» **Supplied data**
-- -- --

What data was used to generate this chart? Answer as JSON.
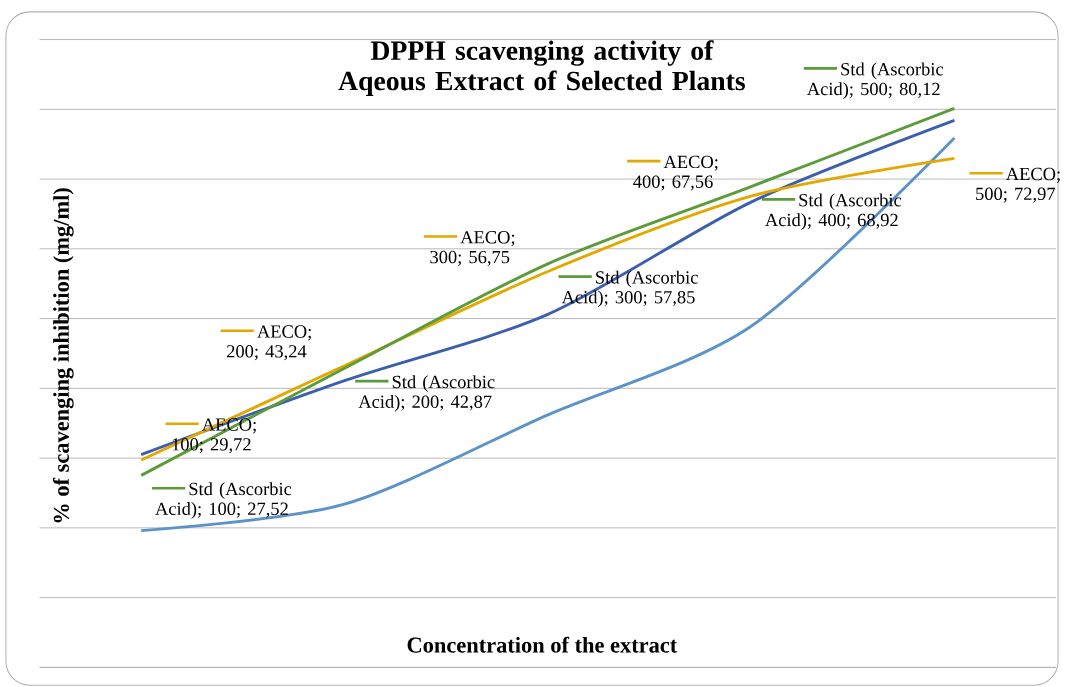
{
  "chart_data": {
    "type": "line",
    "title": "DPPH scavenging activity of  Aqeous Extract of Selected Plants",
    "xlabel": "Concentration of the extract",
    "ylabel": "% of scavenging inhibition (mg/ml)",
    "categories": [
      null,
      null,
      null,
      null,
      null
    ],
    "series": [
      {
        "color": "#3c5fad",
        "values": [
          30.5,
          41.1,
          50.6,
          66.7,
          78.4
        ]
      },
      {
        "color": "#5b93c9",
        "values": [
          19.6,
          23.4,
          36.2,
          48.9,
          75.9
        ]
      },
      {
        "color": "#e2a800",
        "values": [
          29.72,
          43.24,
          56.75,
          67.56,
          72.97
        ],
        "value_labels": [
          "AECO; 100; 29,72",
          "AECO; 200; 43,24",
          "AECO; 300; 56,75",
          "AECO; 400; 67,56",
          "AECO; 500; 72,97"
        ]
      },
      {
        "color": "#5b9b3a",
        "values": [
          27.52,
          42.87,
          57.85,
          68.92,
          80.12
        ],
        "value_labels": [
          "Std (Ascorbic Acid); 100; 27,52",
          "Std (Ascorbic Acid); 200; 42,87",
          "Std (Ascorbic Acid); 300; 57,85",
          "Std (Ascorbic Acid); 400; 68,92",
          "Std (Ascorbic Acid); 500; 80,12"
        ]
      }
    ],
    "ylim": [
      0,
      90
    ],
    "yticks": [
      {
        "value": 0,
        "label": null
      },
      {
        "value": 10,
        "label": null
      },
      {
        "value": 20,
        "label": null
      },
      {
        "value": 30,
        "label": null
      },
      {
        "value": 40,
        "label": null
      },
      {
        "value": 50,
        "label": null
      },
      {
        "value": 60,
        "label": null
      },
      {
        "value": 70,
        "label": null
      },
      {
        "value": 80,
        "label": null
      },
      {
        "value": 90,
        "label": null
      }
    ],
    "grid": "y"
  }
}
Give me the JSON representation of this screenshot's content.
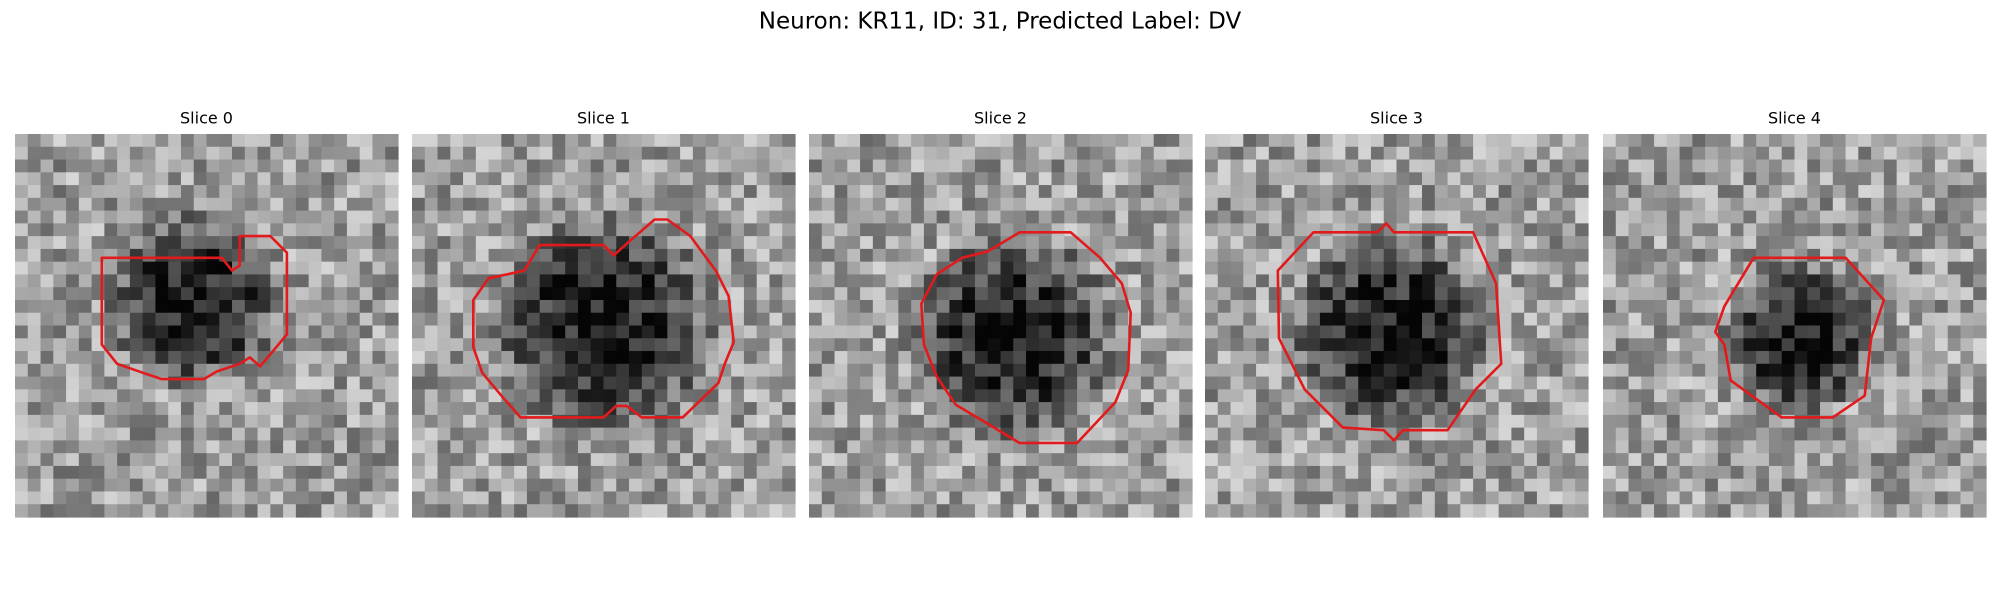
{
  "figure": {
    "title": "Neuron: KR11, ID: 31, Predicted Label: DV",
    "panels": [
      {
        "title": "Slice 0"
      },
      {
        "title": "Slice 1"
      },
      {
        "title": "Slice 2"
      },
      {
        "title": "Slice 3"
      },
      {
        "title": "Slice 4"
      }
    ]
  }
}
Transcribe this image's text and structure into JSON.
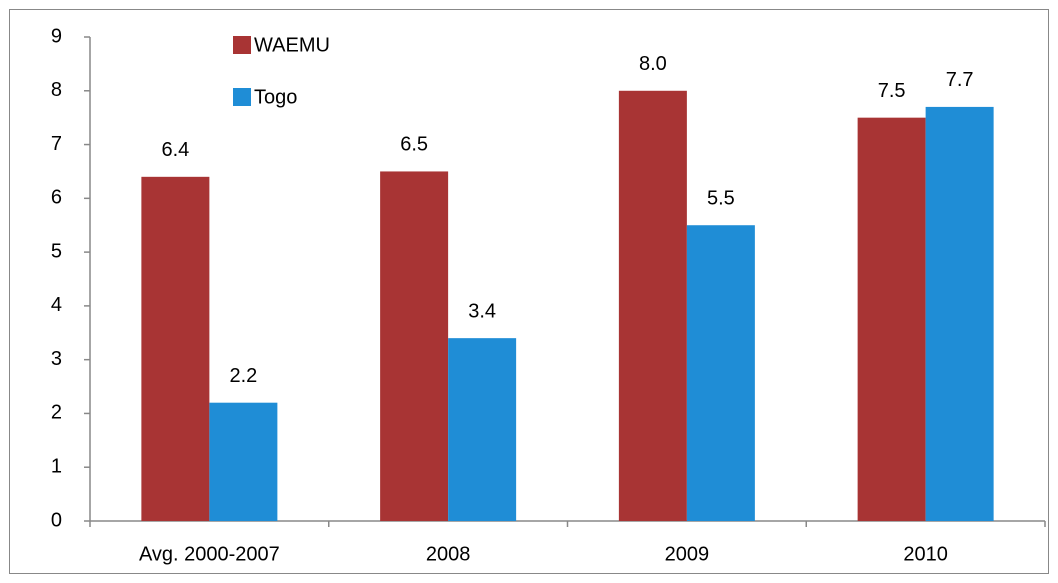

-- -- --

» **Requirements**
Check each line of the entries above for the word "AECO". List the ones that have it.

» **Exercise output**
          "AECO; 100; 29,72",
          "AECO; 200; 43,24",
          "AECO; 300; 56,75",
          "AECO; 400; 67,56",
          "AECO; 500; 72,97"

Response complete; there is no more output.